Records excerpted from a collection
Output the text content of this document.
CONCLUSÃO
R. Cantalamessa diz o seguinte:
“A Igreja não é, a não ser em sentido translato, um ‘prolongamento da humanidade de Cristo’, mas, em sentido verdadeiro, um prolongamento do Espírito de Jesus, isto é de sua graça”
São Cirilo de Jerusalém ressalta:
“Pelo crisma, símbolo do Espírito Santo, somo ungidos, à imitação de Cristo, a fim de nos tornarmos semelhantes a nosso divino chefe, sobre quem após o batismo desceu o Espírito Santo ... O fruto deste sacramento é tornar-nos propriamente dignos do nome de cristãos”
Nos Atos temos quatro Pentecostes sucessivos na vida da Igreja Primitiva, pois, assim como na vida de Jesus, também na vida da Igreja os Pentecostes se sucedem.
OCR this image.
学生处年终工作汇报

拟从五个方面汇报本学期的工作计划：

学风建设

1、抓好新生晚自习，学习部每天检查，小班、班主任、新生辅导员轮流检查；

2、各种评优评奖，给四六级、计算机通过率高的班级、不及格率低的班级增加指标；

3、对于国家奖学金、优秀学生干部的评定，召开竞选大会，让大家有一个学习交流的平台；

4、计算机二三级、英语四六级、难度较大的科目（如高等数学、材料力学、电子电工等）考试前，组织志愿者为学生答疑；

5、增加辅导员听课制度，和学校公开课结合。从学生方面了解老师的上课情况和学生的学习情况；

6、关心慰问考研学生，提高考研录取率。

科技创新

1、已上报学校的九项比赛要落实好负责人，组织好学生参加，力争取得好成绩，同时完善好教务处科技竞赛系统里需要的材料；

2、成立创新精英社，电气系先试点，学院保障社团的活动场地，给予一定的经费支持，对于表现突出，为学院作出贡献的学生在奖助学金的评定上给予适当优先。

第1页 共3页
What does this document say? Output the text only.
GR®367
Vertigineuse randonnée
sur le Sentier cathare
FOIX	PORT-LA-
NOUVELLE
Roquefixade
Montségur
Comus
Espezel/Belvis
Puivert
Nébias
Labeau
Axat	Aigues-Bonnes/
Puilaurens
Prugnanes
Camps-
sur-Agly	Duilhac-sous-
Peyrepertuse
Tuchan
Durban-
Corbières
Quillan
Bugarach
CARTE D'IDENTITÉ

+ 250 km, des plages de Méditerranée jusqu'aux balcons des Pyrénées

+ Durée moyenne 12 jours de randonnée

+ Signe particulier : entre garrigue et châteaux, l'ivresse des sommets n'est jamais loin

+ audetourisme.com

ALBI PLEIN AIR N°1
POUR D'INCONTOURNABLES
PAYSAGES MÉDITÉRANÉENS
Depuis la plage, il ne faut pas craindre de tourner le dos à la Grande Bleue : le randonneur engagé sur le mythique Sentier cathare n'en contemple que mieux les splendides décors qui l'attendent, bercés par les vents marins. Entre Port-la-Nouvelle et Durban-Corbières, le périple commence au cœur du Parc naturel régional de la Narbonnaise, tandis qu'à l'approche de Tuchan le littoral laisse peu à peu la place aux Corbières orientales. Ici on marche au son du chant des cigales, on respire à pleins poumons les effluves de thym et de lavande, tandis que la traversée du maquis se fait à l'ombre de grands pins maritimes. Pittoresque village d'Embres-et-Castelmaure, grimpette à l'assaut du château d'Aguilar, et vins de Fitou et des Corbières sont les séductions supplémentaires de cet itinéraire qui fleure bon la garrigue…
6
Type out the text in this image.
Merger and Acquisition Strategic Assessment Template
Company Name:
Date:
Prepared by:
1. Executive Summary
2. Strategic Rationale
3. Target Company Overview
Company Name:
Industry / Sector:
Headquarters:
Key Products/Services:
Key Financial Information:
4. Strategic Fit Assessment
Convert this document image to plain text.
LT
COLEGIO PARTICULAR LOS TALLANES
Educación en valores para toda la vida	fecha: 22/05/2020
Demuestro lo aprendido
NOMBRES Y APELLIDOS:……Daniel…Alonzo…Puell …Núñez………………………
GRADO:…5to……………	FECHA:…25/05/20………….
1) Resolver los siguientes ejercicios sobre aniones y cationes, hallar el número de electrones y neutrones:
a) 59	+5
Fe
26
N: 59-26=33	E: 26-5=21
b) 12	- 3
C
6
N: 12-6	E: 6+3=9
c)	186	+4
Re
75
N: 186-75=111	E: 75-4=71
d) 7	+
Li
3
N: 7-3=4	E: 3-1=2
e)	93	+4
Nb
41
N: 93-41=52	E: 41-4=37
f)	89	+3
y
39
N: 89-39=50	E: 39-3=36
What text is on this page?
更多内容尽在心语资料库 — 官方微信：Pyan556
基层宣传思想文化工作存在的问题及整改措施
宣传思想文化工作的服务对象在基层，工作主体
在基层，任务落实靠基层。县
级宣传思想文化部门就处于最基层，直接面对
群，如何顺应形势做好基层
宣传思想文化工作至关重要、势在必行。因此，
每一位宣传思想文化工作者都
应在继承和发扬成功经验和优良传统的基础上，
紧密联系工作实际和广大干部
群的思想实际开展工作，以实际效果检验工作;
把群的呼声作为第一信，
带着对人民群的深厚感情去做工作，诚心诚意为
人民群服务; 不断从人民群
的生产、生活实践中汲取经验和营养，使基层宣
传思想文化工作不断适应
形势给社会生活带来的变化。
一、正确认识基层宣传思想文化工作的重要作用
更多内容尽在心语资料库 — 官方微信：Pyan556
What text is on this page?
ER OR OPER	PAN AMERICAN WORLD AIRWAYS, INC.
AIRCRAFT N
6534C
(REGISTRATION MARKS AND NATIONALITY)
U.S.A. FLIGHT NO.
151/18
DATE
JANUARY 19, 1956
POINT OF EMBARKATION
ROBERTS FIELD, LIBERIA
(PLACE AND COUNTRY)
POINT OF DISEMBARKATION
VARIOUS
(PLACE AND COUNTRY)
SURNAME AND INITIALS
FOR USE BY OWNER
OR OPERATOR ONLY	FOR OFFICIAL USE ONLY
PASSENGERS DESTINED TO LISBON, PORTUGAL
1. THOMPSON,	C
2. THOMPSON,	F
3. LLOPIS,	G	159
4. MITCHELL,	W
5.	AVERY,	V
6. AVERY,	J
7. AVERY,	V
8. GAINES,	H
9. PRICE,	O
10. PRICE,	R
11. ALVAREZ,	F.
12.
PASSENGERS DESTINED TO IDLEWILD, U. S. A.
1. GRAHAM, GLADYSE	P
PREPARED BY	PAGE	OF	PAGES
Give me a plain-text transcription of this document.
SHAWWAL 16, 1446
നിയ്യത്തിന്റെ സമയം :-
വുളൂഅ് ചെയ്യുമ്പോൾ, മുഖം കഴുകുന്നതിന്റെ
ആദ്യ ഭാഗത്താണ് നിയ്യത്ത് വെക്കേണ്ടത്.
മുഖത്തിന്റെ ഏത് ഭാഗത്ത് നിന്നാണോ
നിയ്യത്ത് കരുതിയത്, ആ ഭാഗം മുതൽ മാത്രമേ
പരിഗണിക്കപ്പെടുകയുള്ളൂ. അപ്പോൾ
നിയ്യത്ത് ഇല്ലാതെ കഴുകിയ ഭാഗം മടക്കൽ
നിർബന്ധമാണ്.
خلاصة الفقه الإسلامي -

- WHAT THE TASK REQUIRES
Repeat the data exactly. Leave nothing out.

- EXERCISE RESULT
Output the text content of this document.
CONCLUSÃO
R. Cantalamessa diz o seguinte:
“A Igreja não é, a não ser em sentido translato, um ‘prolongamento da humanidade de Cristo’, mas, em sentido verdadeiro, um prolongamento do Espírito de Jesus, isto é de sua graça”
São Cirilo de Jerusalém ressalta:
“Pelo crisma, símbolo do Espírito Santo, somo ungidos, à imitação de Cristo, a fim de nos tornarmos semelhantes a nosso divino chefe, sobre quem após o batismo desceu o Espírito Santo ... O fruto deste sacramento é tornar-nos propriamente dignos do nome de cristãos”
Nos Atos temos quatro Pentecostes sucessivos na vida da Igreja Primitiva, pois, assim como na vida de Jesus, também na vida da Igreja os Pentecostes se sucedem.
OCR this image.
学生处年终工作汇报

拟从五个方面汇报本学期的工作计划：

学风建设

1、抓好新生晚自习，学习部每天检查，小班、班主任、新生辅导员轮流检查；

2、各种评优评奖，给四六级、计算机通过率高的班级、不及格率低的班级增加指标；

3、对于国家奖学金、优秀学生干部的评定，召开竞选大会，让大家有一个学习交流的平台；

4、计算机二三级、英语四六级、难度较大的科目（如高等数学、材料力学、电子电工等）考试前，组织志愿者为学生答疑；

5、增加辅导员听课制度，和学校公开课结合。从学生方面了解老师的上课情况和学生的学习情况；

6、关心慰问考研学生，提高考研录取率。

科技创新

1、已上报学校的九项比赛要落实好负责人，组织好学生参加，力争取得好成绩，同时完善好教务处科技竞赛系统里需要的材料；

2、成立创新精英社，电气系先试点，学院保障社团的活动场地，给予一定的经费支持，对于表现突出，为学院作出贡献的学生在奖助学金的评定上给予适当优先。

第1页 共3页
What does this document say? Output the text only.
GR®367
Vertigineuse randonnée
sur le Sentier cathare
FOIX	PORT-LA-
NOUVELLE
Roquefixade
Montségur
Comus
Espezel/Belvis
Puivert
Nébias
Labeau
Axat	Aigues-Bonnes/
Puilaurens
Prugnanes
Camps-
sur-Agly	Duilhac-sous-
Peyrepertuse
Tuchan
Durban-
Corbières
Quillan
Bugarach
CARTE D'IDENTITÉ

+ 250 km, des plages de Méditerranée jusqu'aux balcons des Pyrénées

+ Durée moyenne 12 jours de randonnée

+ Signe particulier : entre garrigue et châteaux, l'ivresse des sommets n'est jamais loin

+ audetourisme.com

ALBI PLEIN AIR N°1
POUR D'INCONTOURNABLES
PAYSAGES MÉDITÉRANÉENS
Depuis la plage, il ne faut pas craindre de tourner le dos à la Grande Bleue : le randonneur engagé sur le mythique Sentier cathare n'en contemple que mieux les splendides décors qui l'attendent, bercés par les vents marins. Entre Port-la-Nouvelle et Durban-Corbières, le périple commence au cœur du Parc naturel régional de la Narbonnaise, tandis qu'à l'approche de Tuchan le littoral laisse peu à peu la place aux Corbières orientales. Ici on marche au son du chant des cigales, on respire à pleins poumons les effluves de thym et de lavande, tandis que la traversée du maquis se fait à l'ombre de grands pins maritimes. Pittoresque village d'Embres-et-Castelmaure, grimpette à l'assaut du château d'Aguilar, et vins de Fitou et des Corbières sont les séductions supplémentaires de cet itinéraire qui fleure bon la garrigue…
6
Type out the text in this image.
Merger and Acquisition Strategic Assessment Template
Company Name:
Date:
Prepared by:
1. Executive Summary
2. Strategic Rationale
3. Target Company Overview
Company Name:
Industry / Sector:
Headquarters:
Key Products/Services:
Key Financial Information:
4. Strategic Fit Assessment
Convert this document image to plain text.
LT
COLEGIO PARTICULAR LOS TALLANES
Educación en valores para toda la vida	fecha: 22/05/2020
Demuestro lo aprendido
NOMBRES Y APELLIDOS:……Daniel…Alonzo…Puell …Núñez………………………
GRADO:…5to……………	FECHA:…25/05/20………….
1) Resolver los siguientes ejercicios sobre aniones y cationes, hallar el número de electrones y neutrones:
a) 59	+5
Fe
26
N: 59-26=33	E: 26-5=21
b) 12	- 3
C
6
N: 12-6	E: 6+3=9
c)	186	+4
Re
75
N: 186-75=111	E: 75-4=71
d) 7	+
Li
3
N: 7-3=4	E: 3-1=2
e)	93	+4
Nb
41
N: 93-41=52	E: 41-4=37
f)	89	+3
y
39
N: 89-39=50	E: 39-3=36
What text is on this page?
更多内容尽在心语资料库 — 官方微信：Pyan556
基层宣传思想文化工作存在的问题及整改措施
宣传思想文化工作的服务对象在基层，工作主体
在基层，任务落实靠基层。县
级宣传思想文化部门就处于最基层，直接面对
群，如何顺应形势做好基层
宣传思想文化工作至关重要、势在必行。因此，
每一位宣传思想文化工作者都
应在继承和发扬成功经验和优良传统的基础上，
紧密联系工作实际和广大干部
群的思想实际开展工作，以实际效果检验工作;
把群的呼声作为第一信，
带着对人民群的深厚感情去做工作，诚心诚意为
人民群服务; 不断从人民群
的生产、生活实践中汲取经验和营养，使基层宣
传思想文化工作不断适应
形势给社会生活带来的变化。
一、正确认识基层宣传思想文化工作的重要作用
更多内容尽在心语资料库 — 官方微信：Pyan556
What text is on this page?
ER OR OPER	PAN AMERICAN WORLD AIRWAYS, INC.
AIRCRAFT N
6534C
(REGISTRATION MARKS AND NATIONALITY)
U.S.A. FLIGHT NO.
151/18
DATE
JANUARY 19, 1956
POINT OF EMBARKATION
ROBERTS FIELD, LIBERIA
(PLACE AND COUNTRY)
POINT OF DISEMBARKATION
VARIOUS
(PLACE AND COUNTRY)
SURNAME AND INITIALS
FOR USE BY OWNER
OR OPERATOR ONLY	FOR OFFICIAL USE ONLY
PASSENGERS DESTINED TO LISBON, PORTUGAL
1. THOMPSON,	C
2. THOMPSON,	F
3. LLOPIS,	G	159
4. MITCHELL,	W
5.	AVERY,	V
6. AVERY,	J
7. AVERY,	V
8. GAINES,	H
9. PRICE,	O
10. PRICE,	R
11. ALVAREZ,	F.
12.
PASSENGERS DESTINED TO IDLEWILD, U. S. A.
1. GRAHAM, GLADYSE	P
PREPARED BY	PAGE	OF	PAGES
Give me a plain-text transcription of this document.
SHAWWAL 16, 1446
നിയ്യത്തിന്റെ സമയം :-
വുളൂഅ് ചെയ്യുമ്പോൾ, മുഖം കഴുകുന്നതിന്റെ
ആദ്യ ഭാഗത്താണ് നിയ്യത്ത് വെക്കേണ്ടത്.
മുഖത്തിന്റെ ഏത് ഭാഗത്ത് നിന്നാണോ
നിയ്യത്ത് കരുതിയത്, ആ ഭാഗം മുതൽ മാത്രമേ
പരിഗണിക്കപ്പെടുകയുള്ളൂ. അപ്പോൾ
നിയ്യത്ത് ഇല്ലാതെ കഴുകിയ ഭാഗം മടക്കൽ
നിർബന്ധമാണ്.
خلاصة الفقه الإسلامي -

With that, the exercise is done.